◆ WORKING DATA:
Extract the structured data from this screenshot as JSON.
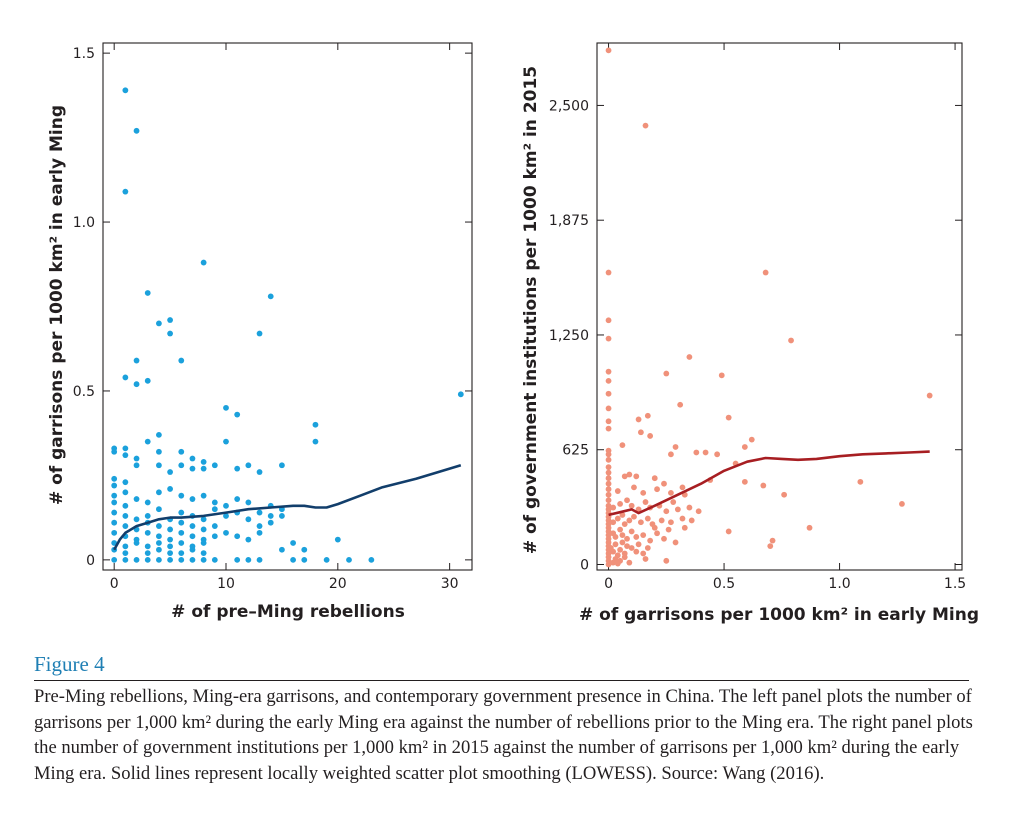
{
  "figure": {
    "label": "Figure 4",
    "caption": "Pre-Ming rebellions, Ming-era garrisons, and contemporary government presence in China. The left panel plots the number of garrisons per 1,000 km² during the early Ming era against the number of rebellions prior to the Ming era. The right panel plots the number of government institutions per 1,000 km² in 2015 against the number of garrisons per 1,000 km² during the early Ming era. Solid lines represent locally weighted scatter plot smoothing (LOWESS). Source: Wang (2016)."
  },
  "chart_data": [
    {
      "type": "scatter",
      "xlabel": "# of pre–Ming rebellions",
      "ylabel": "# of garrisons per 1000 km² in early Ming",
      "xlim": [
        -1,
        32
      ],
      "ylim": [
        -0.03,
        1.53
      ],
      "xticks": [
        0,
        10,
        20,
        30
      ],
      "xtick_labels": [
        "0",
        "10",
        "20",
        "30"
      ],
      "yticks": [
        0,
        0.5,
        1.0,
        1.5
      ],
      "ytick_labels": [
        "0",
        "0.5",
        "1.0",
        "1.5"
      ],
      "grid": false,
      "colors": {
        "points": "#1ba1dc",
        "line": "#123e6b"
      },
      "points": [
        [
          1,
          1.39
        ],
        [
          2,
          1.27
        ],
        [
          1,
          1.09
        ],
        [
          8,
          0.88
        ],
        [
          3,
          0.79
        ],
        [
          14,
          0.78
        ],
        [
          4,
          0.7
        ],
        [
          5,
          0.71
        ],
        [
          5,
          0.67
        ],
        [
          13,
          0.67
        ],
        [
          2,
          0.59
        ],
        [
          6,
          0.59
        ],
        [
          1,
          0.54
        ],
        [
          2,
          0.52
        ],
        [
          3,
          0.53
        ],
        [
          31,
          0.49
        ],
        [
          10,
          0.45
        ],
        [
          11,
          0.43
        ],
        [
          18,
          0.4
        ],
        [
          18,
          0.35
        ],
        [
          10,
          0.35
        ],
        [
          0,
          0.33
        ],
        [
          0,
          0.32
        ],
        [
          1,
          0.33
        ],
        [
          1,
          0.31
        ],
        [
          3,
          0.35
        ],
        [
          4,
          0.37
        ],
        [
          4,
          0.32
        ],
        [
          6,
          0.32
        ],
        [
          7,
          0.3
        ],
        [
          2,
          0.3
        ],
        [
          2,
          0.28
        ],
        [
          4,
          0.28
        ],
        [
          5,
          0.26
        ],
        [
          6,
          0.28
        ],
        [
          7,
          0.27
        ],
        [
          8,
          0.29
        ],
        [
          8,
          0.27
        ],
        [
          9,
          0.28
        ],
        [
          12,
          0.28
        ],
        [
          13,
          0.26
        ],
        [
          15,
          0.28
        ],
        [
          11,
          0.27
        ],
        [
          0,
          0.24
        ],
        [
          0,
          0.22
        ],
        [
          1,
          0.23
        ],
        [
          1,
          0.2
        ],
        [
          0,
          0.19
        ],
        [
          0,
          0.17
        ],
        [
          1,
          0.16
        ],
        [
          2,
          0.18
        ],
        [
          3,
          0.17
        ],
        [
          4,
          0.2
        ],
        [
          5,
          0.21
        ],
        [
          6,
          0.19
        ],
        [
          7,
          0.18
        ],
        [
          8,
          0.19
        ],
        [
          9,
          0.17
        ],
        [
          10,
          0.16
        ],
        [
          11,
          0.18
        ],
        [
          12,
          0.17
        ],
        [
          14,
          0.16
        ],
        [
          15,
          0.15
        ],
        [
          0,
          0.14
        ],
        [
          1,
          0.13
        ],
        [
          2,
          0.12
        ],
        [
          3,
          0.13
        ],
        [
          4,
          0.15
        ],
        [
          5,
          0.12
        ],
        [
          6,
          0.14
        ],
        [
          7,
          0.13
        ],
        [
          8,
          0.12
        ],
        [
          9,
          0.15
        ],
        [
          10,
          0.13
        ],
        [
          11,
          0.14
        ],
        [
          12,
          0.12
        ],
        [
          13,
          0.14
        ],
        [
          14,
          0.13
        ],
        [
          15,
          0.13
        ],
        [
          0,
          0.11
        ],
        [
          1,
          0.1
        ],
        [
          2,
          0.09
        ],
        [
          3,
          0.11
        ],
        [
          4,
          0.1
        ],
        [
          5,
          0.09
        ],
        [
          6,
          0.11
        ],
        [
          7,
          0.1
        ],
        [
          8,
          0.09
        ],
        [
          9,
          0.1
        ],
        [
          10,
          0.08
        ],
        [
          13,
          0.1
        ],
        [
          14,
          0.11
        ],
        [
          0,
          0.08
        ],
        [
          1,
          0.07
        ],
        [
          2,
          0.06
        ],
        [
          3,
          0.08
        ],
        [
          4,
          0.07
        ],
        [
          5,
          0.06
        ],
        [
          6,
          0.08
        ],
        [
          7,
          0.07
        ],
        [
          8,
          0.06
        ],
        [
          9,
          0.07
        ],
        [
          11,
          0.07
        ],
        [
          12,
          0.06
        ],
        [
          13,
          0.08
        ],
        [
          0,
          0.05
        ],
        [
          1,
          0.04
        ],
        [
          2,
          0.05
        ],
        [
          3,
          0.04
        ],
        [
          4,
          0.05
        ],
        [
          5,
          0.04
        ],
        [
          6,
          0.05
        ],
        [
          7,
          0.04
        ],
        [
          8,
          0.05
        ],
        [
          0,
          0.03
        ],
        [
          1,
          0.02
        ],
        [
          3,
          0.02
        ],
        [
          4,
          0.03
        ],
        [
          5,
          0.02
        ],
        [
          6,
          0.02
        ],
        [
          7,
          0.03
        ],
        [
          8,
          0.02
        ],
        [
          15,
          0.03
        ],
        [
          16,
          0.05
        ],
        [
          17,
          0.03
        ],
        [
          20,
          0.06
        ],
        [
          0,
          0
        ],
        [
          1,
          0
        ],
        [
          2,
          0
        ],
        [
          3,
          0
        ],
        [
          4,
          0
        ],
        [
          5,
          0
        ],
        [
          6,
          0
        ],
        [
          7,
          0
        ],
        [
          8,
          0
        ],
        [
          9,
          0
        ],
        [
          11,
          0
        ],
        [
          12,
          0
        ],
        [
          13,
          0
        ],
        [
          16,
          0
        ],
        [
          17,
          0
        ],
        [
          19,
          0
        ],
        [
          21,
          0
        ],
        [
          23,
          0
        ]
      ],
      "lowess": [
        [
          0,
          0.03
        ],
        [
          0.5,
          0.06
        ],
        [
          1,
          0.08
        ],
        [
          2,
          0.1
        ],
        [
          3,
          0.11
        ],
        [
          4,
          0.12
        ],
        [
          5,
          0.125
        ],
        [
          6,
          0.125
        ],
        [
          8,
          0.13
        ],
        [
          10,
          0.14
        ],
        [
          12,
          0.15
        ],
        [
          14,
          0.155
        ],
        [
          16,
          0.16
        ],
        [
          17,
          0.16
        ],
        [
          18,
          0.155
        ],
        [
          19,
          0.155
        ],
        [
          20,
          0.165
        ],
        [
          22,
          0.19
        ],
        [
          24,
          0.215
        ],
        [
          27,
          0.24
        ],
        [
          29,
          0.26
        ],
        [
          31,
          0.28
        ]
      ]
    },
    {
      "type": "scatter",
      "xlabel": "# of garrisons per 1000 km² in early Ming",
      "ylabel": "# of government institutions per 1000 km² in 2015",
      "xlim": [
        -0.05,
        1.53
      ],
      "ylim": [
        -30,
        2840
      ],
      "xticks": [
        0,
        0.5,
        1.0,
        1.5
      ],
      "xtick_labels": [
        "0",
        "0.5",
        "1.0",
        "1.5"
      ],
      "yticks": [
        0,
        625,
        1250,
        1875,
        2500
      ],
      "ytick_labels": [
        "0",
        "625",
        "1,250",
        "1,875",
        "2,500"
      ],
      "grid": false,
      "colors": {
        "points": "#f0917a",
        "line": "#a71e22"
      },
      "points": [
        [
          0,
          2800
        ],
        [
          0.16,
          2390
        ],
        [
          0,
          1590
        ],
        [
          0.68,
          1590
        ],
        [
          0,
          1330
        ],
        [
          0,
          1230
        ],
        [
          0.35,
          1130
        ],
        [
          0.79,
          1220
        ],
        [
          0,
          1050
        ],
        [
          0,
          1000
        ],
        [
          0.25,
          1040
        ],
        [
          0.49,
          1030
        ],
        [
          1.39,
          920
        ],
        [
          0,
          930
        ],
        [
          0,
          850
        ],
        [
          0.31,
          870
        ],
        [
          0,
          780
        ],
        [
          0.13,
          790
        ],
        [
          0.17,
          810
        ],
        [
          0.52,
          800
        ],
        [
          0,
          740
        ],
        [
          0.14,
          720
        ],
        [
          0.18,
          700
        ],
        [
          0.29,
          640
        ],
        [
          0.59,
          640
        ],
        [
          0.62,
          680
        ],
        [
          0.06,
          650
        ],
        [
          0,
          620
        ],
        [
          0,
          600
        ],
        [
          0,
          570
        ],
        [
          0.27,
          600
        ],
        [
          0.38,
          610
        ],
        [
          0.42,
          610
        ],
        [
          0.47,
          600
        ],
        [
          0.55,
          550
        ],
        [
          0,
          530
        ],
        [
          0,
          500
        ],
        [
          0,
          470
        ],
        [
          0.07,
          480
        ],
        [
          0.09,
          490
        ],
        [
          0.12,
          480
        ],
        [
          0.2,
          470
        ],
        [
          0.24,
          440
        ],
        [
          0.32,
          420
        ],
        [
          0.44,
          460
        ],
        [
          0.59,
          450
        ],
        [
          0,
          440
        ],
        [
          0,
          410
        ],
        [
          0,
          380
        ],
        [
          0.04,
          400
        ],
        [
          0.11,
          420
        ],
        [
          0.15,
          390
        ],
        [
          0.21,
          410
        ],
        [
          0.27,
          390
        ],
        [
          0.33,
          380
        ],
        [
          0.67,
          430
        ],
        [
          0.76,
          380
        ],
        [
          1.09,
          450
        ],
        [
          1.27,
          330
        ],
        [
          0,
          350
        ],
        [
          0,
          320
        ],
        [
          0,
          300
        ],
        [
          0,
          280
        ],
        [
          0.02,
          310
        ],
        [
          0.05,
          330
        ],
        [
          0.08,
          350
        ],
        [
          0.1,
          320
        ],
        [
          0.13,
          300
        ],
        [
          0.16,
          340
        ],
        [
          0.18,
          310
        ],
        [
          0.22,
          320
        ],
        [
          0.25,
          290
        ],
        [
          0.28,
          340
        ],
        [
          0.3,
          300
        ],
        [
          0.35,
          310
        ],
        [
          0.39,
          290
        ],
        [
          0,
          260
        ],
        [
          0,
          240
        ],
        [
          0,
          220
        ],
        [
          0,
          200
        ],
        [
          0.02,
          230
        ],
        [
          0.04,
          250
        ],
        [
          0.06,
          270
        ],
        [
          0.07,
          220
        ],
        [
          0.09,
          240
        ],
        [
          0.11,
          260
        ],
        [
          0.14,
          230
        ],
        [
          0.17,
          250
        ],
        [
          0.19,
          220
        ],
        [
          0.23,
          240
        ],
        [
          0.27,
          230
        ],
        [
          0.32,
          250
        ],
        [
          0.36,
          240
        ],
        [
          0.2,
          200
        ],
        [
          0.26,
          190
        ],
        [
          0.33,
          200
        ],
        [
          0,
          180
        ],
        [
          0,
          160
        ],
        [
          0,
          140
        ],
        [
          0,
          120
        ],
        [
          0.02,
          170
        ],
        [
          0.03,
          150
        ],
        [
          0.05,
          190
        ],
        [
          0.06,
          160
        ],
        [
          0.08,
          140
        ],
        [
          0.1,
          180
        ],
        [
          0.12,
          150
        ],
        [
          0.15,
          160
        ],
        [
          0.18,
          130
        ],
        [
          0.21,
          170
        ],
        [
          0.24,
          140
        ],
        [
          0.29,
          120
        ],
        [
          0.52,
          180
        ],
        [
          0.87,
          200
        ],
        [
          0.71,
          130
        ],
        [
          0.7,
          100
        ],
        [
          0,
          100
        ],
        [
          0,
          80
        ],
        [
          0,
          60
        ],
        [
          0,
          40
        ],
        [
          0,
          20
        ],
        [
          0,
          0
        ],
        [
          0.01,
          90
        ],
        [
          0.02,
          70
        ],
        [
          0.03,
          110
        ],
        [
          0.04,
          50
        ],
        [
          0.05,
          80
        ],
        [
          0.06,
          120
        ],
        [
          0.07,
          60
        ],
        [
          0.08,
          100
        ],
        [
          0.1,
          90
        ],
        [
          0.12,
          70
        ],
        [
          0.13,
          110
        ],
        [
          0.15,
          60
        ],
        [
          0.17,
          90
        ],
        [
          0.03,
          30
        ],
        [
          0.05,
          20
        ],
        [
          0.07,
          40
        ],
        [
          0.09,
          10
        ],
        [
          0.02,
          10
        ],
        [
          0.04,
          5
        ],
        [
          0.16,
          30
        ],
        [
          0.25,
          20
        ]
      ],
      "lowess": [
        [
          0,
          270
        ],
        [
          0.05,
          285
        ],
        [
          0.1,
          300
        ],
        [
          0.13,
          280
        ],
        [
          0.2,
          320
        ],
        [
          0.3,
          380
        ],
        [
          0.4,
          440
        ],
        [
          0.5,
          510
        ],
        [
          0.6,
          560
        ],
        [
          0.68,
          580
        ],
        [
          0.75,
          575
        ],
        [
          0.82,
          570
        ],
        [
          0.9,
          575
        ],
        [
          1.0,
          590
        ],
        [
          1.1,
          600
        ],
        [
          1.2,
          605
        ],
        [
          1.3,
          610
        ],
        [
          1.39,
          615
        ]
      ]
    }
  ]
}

◆ THE TASK: Look through the entries and work out how many lines have the word "early" in them; reply with that number only.

◆ FINAL RESULT: 3